>> Start
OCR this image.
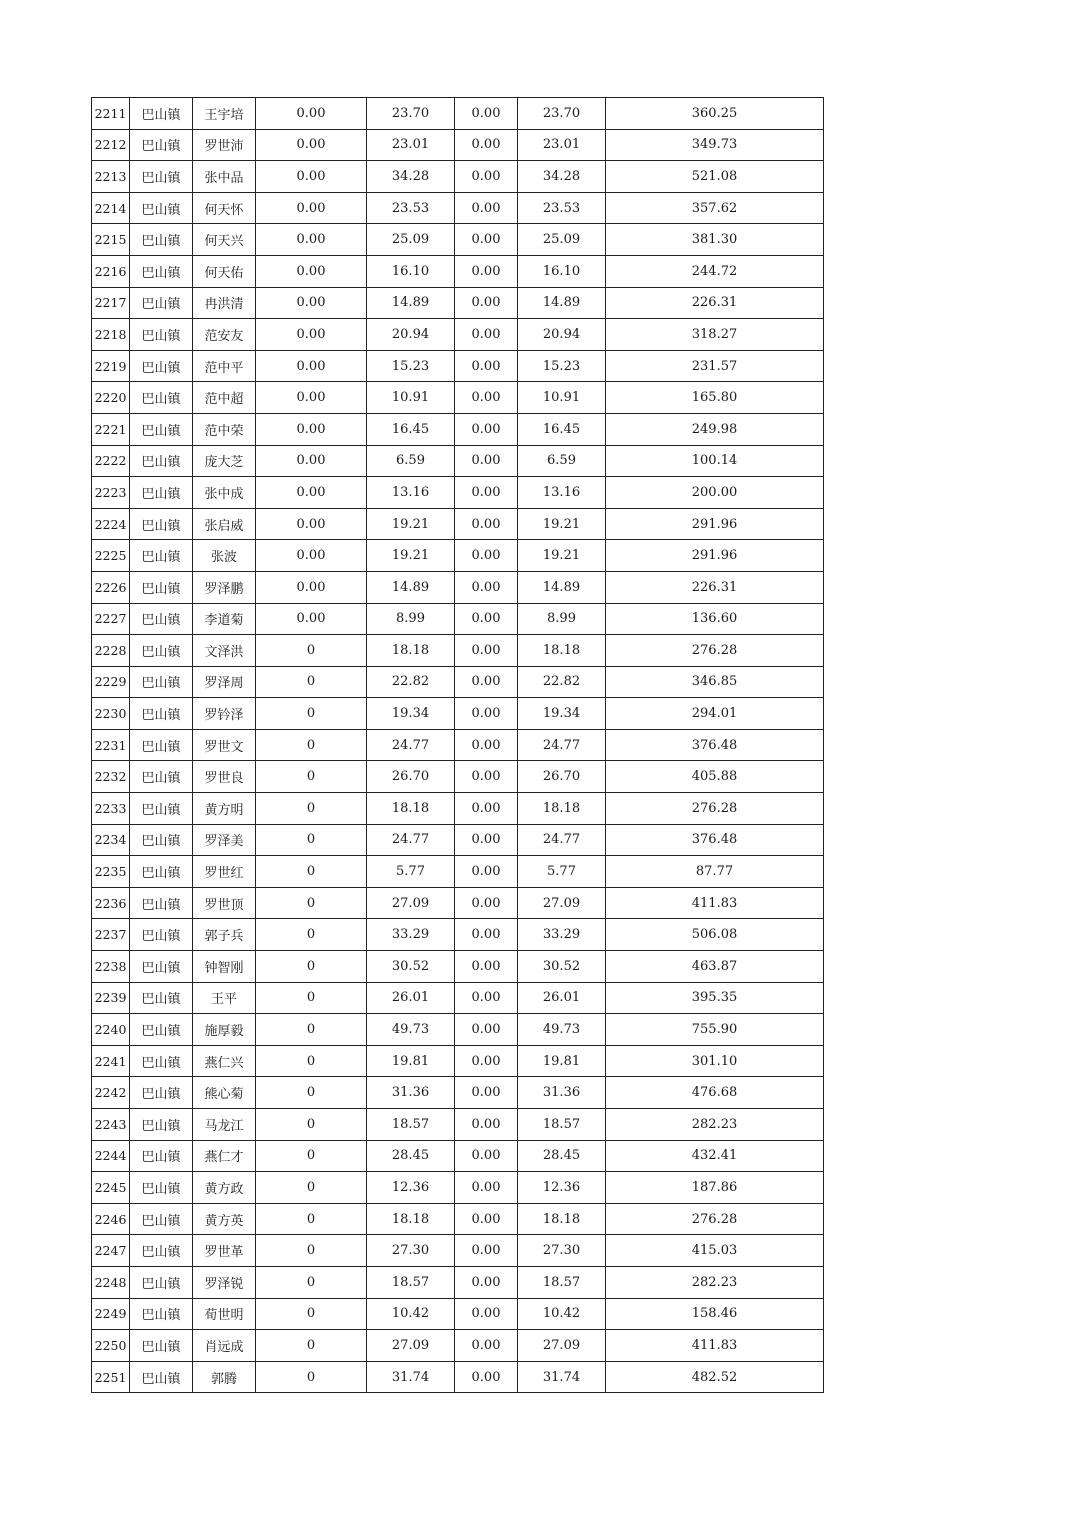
2211	巴山镇	王宇培	0.00	23.70	0.00	23.70	360.25
2212	巴山镇	罗世沛	0.00	23.01	0.00	23.01	349.73
2213	巴山镇	张中品	0.00	34.28	0.00	34.28	521.08
2214	巴山镇	何天怀	0.00	23.53	0.00	23.53	357.62
2215	巴山镇	何天兴	0.00	25.09	0.00	25.09	381.30
2216	巴山镇	何天佑	0.00	16.10	0.00	16.10	244.72
2217	巴山镇	冉洪清	0.00	14.89	0.00	14.89	226.31
2218	巴山镇	范安友	0.00	20.94	0.00	20.94	318.27
2219	巴山镇	范中平	0.00	15.23	0.00	15.23	231.57
2220	巴山镇	范中超	0.00	10.91	0.00	10.91	165.80
2221	巴山镇	范中荣	0.00	16.45	0.00	16.45	249.98
2222	巴山镇	庞大芝	0.00	6.59	0.00	6.59	100.14
2223	巴山镇	张中成	0.00	13.16	0.00	13.16	200.00
2224	巴山镇	张启威	0.00	19.21	0.00	19.21	291.96
2225	巴山镇	张波	0.00	19.21	0.00	19.21	291.96
2226	巴山镇	罗泽鹏	0.00	14.89	0.00	14.89	226.31
2227	巴山镇	李道菊	0.00	8.99	0.00	8.99	136.60
2228	巴山镇	文泽洪	0	18.18	0.00	18.18	276.28
2229	巴山镇	罗泽周	0	22.82	0.00	22.82	346.85
2230	巴山镇	罗钤泽	0	19.34	0.00	19.34	294.01
2231	巴山镇	罗世文	0	24.77	0.00	24.77	376.48
2232	巴山镇	罗世良	0	26.70	0.00	26.70	405.88
2233	巴山镇	黄方明	0	18.18	0.00	18.18	276.28
2234	巴山镇	罗泽美	0	24.77	0.00	24.77	376.48
2235	巴山镇	罗世红	0	5.77	0.00	5.77	87.77
2236	巴山镇	罗世顶	0	27.09	0.00	27.09	411.83
2237	巴山镇	郭子兵	0	33.29	0.00	33.29	506.08
2238	巴山镇	钟智刚	0	30.52	0.00	30.52	463.87
2239	巴山镇	王平	0	26.01	0.00	26.01	395.35
2240	巴山镇	施厚毅	0	49.73	0.00	49.73	755.90
2241	巴山镇	燕仁兴	0	19.81	0.00	19.81	301.10
2242	巴山镇	熊心菊	0	31.36	0.00	31.36	476.68
2243	巴山镇	马龙江	0	18.57	0.00	18.57	282.23
2244	巴山镇	燕仁才	0	28.45	0.00	28.45	432.41
2245	巴山镇	黄方政	0	12.36	0.00	12.36	187.86
2246	巴山镇	黄方英	0	18.18	0.00	18.18	276.28
2247	巴山镇	罗世革	0	27.30	0.00	27.30	415.03
2248	巴山镇	罗泽锐	0	18.57	0.00	18.57	282.23
2249	巴山镇	荀世明	0	10.42	0.00	10.42	158.46
2250	巴山镇	肖远成	0	27.09	0.00	27.09	411.83
2251	巴山镇	郭腾	0	31.74	0.00	31.74	482.52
>> End
# GIVEN PROBLEM
Using the data above, write out every line exactly, leaving the images behind.

# FINISHED EXERCISE
OCR this image.
2211	巴山镇	王宇培	0.00	23.70	0.00	23.70	360.25
2212	巴山镇	罗世沛	0.00	23.01	0.00	23.01	349.73
2213	巴山镇	张中品	0.00	34.28	0.00	34.28	521.08
2214	巴山镇	何天怀	0.00	23.53	0.00	23.53	357.62
2215	巴山镇	何天兴	0.00	25.09	0.00	25.09	381.30
2216	巴山镇	何天佑	0.00	16.10	0.00	16.10	244.72
2217	巴山镇	冉洪清	0.00	14.89	0.00	14.89	226.31
2218	巴山镇	范安友	0.00	20.94	0.00	20.94	318.27
2219	巴山镇	范中平	0.00	15.23	0.00	15.23	231.57
2220	巴山镇	范中超	0.00	10.91	0.00	10.91	165.80
2221	巴山镇	范中荣	0.00	16.45	0.00	16.45	249.98
2222	巴山镇	庞大芝	0.00	6.59	0.00	6.59	100.14
2223	巴山镇	张中成	0.00	13.16	0.00	13.16	200.00
2224	巴山镇	张启威	0.00	19.21	0.00	19.21	291.96
2225	巴山镇	张波	0.00	19.21	0.00	19.21	291.96
2226	巴山镇	罗泽鹏	0.00	14.89	0.00	14.89	226.31
2227	巴山镇	李道菊	0.00	8.99	0.00	8.99	136.60
2228	巴山镇	文泽洪	0	18.18	0.00	18.18	276.28
2229	巴山镇	罗泽周	0	22.82	0.00	22.82	346.85
2230	巴山镇	罗钤泽	0	19.34	0.00	19.34	294.01
2231	巴山镇	罗世文	0	24.77	0.00	24.77	376.48
2232	巴山镇	罗世良	0	26.70	0.00	26.70	405.88
2233	巴山镇	黄方明	0	18.18	0.00	18.18	276.28
2234	巴山镇	罗泽美	0	24.77	0.00	24.77	376.48
2235	巴山镇	罗世红	0	5.77	0.00	5.77	87.77
2236	巴山镇	罗世顶	0	27.09	0.00	27.09	411.83
2237	巴山镇	郭子兵	0	33.29	0.00	33.29	506.08
2238	巴山镇	钟智刚	0	30.52	0.00	30.52	463.87
2239	巴山镇	王平	0	26.01	0.00	26.01	395.35
2240	巴山镇	施厚毅	0	49.73	0.00	49.73	755.90
2241	巴山镇	燕仁兴	0	19.81	0.00	19.81	301.10
2242	巴山镇	熊心菊	0	31.36	0.00	31.36	476.68
2243	巴山镇	马龙江	0	18.57	0.00	18.57	282.23
2244	巴山镇	燕仁才	0	28.45	0.00	28.45	432.41
2245	巴山镇	黄方政	0	12.36	0.00	12.36	187.86
2246	巴山镇	黄方英	0	18.18	0.00	18.18	276.28
2247	巴山镇	罗世革	0	27.30	0.00	27.30	415.03
2248	巴山镇	罗泽锐	0	18.57	0.00	18.57	282.23
2249	巴山镇	荀世明	0	10.42	0.00	10.42	158.46
2250	巴山镇	肖远成	0	27.09	0.00	27.09	411.83
2251	巴山镇	郭腾	0	31.74	0.00	31.74	482.52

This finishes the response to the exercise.